#### [Exercise]
Of the lines in these entries, how many contain the string "DESK"? Give the number and nothing else.

(Saved data entries)
⟨
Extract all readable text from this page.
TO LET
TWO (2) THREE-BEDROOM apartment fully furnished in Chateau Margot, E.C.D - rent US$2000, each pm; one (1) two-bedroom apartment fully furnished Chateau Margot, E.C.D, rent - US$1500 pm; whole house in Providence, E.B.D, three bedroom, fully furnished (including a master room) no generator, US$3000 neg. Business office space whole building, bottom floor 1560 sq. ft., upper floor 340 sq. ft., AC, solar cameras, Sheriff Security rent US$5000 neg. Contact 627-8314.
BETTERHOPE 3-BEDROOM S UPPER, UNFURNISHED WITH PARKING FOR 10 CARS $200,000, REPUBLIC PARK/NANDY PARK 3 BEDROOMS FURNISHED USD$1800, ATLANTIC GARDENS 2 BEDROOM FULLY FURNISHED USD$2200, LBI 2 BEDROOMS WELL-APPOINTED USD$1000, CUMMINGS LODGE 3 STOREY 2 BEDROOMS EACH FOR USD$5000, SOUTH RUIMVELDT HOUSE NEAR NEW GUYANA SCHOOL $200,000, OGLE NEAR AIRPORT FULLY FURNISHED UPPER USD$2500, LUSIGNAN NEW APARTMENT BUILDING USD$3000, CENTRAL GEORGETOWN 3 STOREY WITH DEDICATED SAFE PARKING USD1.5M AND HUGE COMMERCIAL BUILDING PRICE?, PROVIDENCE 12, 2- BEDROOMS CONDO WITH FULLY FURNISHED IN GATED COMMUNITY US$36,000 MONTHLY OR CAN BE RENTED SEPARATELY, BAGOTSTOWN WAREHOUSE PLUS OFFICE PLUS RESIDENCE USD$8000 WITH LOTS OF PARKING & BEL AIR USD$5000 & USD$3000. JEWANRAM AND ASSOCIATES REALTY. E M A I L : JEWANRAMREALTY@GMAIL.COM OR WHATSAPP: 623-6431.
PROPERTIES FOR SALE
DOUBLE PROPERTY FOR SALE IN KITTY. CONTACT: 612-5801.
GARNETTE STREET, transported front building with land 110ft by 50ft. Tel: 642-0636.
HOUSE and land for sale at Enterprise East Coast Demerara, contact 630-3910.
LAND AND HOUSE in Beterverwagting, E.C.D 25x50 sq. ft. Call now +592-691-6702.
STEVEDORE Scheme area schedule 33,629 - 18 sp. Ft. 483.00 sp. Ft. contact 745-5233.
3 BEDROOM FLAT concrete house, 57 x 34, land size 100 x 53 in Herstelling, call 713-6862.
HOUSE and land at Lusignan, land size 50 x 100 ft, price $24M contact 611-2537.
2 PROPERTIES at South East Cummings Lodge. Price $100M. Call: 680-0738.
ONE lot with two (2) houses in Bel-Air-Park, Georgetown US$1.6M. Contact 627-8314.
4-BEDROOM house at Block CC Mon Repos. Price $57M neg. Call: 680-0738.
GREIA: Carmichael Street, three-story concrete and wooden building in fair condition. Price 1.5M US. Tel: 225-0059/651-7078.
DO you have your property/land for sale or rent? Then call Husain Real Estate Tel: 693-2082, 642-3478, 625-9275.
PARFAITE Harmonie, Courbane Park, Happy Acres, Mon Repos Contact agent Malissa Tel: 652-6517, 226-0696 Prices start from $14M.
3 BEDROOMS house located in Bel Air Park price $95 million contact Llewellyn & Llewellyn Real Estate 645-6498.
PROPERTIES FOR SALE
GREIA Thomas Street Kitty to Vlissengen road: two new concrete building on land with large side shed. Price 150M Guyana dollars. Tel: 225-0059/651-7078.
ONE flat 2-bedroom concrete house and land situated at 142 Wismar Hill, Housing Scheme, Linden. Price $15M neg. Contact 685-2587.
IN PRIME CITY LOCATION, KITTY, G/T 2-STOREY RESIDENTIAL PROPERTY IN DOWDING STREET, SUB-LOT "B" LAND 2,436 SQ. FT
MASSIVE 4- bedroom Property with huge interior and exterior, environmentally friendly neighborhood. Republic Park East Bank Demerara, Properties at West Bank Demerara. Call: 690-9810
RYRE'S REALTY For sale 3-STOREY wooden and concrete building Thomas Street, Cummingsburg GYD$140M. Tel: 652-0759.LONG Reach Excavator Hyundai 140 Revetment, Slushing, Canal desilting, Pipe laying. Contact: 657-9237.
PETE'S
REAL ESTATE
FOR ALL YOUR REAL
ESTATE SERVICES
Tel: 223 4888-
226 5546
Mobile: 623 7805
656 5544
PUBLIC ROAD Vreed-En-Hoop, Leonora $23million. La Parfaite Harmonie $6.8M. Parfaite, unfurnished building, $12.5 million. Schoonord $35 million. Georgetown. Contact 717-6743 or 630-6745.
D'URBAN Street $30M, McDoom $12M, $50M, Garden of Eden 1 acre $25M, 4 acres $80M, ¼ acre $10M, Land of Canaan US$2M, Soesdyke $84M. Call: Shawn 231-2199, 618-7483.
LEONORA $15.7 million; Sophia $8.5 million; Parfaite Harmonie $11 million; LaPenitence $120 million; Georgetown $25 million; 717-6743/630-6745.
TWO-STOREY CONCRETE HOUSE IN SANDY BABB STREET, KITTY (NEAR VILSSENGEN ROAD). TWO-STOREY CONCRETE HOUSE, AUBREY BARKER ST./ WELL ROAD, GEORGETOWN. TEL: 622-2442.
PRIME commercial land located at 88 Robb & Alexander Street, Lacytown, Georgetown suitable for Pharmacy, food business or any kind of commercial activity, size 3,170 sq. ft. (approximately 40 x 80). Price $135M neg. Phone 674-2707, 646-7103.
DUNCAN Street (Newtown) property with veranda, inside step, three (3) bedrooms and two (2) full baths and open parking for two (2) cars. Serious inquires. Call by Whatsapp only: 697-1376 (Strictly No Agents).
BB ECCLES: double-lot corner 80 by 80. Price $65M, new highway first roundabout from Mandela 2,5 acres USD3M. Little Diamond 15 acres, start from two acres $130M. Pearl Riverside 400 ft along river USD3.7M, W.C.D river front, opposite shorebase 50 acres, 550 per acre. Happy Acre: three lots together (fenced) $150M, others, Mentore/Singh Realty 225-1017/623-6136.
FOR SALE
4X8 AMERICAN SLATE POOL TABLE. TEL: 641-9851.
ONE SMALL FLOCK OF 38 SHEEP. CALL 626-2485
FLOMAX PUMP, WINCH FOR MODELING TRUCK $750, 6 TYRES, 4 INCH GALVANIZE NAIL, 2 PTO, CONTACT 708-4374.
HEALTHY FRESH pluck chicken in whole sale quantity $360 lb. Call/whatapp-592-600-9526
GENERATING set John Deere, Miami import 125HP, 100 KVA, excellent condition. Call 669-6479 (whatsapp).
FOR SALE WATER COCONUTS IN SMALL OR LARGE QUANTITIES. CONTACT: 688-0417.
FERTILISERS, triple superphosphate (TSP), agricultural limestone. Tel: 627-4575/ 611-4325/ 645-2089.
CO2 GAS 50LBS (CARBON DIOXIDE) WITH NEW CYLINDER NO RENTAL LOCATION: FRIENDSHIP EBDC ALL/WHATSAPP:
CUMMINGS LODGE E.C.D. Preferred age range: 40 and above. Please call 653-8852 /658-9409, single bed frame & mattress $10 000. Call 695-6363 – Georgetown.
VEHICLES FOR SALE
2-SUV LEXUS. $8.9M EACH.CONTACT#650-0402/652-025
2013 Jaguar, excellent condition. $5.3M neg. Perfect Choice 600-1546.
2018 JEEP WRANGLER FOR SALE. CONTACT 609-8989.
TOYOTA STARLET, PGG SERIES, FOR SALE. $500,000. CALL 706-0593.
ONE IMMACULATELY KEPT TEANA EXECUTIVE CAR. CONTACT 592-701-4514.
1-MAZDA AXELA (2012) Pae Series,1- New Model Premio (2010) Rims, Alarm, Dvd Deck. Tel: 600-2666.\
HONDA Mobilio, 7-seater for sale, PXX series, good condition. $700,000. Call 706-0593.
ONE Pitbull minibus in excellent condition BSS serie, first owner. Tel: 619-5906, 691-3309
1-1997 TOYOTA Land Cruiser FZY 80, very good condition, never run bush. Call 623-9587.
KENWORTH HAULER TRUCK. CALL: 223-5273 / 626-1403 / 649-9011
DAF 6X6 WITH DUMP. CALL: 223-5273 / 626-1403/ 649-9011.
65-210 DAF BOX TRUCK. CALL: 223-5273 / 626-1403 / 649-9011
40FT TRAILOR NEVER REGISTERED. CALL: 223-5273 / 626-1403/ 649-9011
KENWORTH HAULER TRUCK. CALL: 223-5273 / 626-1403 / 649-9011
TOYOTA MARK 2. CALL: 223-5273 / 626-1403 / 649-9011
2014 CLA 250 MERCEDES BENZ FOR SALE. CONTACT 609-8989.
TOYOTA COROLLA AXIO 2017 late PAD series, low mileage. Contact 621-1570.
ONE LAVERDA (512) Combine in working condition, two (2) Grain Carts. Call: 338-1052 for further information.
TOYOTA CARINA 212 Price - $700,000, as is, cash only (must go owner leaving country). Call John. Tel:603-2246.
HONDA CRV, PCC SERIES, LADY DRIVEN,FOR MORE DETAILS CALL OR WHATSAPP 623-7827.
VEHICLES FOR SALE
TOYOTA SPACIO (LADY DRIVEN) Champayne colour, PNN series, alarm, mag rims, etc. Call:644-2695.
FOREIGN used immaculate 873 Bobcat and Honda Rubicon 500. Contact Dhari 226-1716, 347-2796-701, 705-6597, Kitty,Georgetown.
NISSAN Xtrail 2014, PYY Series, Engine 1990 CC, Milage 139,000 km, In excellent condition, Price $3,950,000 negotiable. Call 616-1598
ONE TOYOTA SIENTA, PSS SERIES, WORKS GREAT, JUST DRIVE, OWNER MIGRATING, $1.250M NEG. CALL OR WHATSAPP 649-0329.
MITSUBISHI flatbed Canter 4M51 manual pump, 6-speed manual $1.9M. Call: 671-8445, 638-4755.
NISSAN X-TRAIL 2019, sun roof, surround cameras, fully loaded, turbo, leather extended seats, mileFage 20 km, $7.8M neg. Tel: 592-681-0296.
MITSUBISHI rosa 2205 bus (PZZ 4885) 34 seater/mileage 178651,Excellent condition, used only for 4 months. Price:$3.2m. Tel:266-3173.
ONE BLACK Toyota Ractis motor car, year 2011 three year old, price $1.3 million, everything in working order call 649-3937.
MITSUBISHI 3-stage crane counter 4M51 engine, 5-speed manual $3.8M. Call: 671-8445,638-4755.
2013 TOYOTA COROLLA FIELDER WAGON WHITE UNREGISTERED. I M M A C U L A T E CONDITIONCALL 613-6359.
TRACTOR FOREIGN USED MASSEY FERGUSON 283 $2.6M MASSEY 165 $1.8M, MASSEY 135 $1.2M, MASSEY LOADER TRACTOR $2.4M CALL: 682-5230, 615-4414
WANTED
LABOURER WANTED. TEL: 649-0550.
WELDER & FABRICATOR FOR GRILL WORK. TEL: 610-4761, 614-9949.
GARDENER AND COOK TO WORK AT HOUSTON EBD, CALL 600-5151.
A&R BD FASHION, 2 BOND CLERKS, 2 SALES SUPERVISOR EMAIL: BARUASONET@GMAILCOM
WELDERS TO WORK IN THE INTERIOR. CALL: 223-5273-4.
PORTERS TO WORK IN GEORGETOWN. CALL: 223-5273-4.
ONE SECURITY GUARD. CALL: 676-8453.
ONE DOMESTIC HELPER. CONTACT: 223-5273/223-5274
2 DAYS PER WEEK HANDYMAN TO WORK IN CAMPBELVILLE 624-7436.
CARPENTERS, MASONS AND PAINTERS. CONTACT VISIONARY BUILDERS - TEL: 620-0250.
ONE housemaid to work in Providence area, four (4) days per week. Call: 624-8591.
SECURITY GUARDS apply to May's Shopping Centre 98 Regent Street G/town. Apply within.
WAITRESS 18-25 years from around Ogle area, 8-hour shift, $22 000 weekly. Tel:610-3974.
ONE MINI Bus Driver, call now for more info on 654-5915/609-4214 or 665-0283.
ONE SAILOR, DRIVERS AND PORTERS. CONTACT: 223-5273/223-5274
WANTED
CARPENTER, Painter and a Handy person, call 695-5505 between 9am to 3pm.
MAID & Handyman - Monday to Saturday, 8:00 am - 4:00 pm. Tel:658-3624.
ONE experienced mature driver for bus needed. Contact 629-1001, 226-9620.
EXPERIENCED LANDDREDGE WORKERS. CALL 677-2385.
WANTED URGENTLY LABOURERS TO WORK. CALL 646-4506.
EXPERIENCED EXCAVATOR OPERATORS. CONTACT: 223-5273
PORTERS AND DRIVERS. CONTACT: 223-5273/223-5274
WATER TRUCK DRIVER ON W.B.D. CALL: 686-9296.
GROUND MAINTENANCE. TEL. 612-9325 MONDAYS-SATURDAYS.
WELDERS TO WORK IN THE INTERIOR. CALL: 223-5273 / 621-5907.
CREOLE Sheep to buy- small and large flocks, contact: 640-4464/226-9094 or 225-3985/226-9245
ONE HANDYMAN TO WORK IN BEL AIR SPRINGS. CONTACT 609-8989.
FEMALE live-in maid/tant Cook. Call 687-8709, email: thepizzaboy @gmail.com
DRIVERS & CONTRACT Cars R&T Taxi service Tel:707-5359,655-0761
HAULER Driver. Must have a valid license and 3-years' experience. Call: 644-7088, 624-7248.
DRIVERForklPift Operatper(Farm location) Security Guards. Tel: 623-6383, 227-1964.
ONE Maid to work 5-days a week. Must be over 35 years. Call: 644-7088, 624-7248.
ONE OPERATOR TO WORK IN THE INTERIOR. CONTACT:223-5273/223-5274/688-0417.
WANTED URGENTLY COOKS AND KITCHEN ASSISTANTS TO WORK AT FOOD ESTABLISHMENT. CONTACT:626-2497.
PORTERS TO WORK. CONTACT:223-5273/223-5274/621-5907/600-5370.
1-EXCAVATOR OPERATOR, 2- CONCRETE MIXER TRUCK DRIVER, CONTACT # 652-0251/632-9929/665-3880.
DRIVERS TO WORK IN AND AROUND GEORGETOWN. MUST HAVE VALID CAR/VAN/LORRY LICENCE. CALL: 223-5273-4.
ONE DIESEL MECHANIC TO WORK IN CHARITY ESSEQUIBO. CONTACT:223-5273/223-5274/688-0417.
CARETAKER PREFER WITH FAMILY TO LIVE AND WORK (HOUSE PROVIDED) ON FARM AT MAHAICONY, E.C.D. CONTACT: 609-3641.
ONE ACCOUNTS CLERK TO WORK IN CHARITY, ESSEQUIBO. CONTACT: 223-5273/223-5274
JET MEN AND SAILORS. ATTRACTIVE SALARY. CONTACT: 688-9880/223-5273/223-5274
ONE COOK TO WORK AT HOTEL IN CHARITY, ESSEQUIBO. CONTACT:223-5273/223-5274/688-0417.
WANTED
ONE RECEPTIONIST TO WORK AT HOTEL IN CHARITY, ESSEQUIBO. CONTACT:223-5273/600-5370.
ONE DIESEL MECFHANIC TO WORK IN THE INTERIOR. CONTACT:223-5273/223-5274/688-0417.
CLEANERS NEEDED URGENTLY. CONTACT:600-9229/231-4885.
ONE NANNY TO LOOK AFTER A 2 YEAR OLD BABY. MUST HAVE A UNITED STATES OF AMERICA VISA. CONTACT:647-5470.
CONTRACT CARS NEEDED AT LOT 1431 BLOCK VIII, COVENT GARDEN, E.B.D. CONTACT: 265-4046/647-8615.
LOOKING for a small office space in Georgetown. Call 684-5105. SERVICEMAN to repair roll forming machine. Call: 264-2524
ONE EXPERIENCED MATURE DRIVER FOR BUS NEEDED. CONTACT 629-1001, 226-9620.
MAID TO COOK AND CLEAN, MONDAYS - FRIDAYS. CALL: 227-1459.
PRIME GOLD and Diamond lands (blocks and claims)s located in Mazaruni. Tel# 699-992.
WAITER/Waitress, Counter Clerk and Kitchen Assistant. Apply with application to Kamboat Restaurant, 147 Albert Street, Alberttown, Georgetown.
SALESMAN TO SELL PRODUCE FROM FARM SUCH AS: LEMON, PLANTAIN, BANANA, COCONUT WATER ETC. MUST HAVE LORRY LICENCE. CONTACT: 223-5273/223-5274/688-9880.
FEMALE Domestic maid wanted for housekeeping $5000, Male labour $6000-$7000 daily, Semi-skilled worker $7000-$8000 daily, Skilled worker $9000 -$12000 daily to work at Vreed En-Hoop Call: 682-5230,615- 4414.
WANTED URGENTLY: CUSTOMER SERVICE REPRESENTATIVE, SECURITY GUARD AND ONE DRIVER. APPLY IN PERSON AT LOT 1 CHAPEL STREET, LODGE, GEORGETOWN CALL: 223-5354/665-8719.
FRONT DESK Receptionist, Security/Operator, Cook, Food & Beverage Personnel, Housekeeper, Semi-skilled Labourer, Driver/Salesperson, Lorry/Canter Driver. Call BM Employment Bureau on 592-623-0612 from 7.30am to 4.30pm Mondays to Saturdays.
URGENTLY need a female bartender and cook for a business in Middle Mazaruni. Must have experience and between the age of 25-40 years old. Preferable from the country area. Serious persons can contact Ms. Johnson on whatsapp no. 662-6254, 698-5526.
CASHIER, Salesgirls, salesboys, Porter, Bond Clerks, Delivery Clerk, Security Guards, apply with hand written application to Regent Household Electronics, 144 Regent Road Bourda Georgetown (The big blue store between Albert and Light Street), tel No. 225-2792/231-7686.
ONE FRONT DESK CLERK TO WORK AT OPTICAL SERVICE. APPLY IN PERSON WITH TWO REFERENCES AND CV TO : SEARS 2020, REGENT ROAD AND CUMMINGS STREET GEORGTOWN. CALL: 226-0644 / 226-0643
⟩
#### [Task result]
2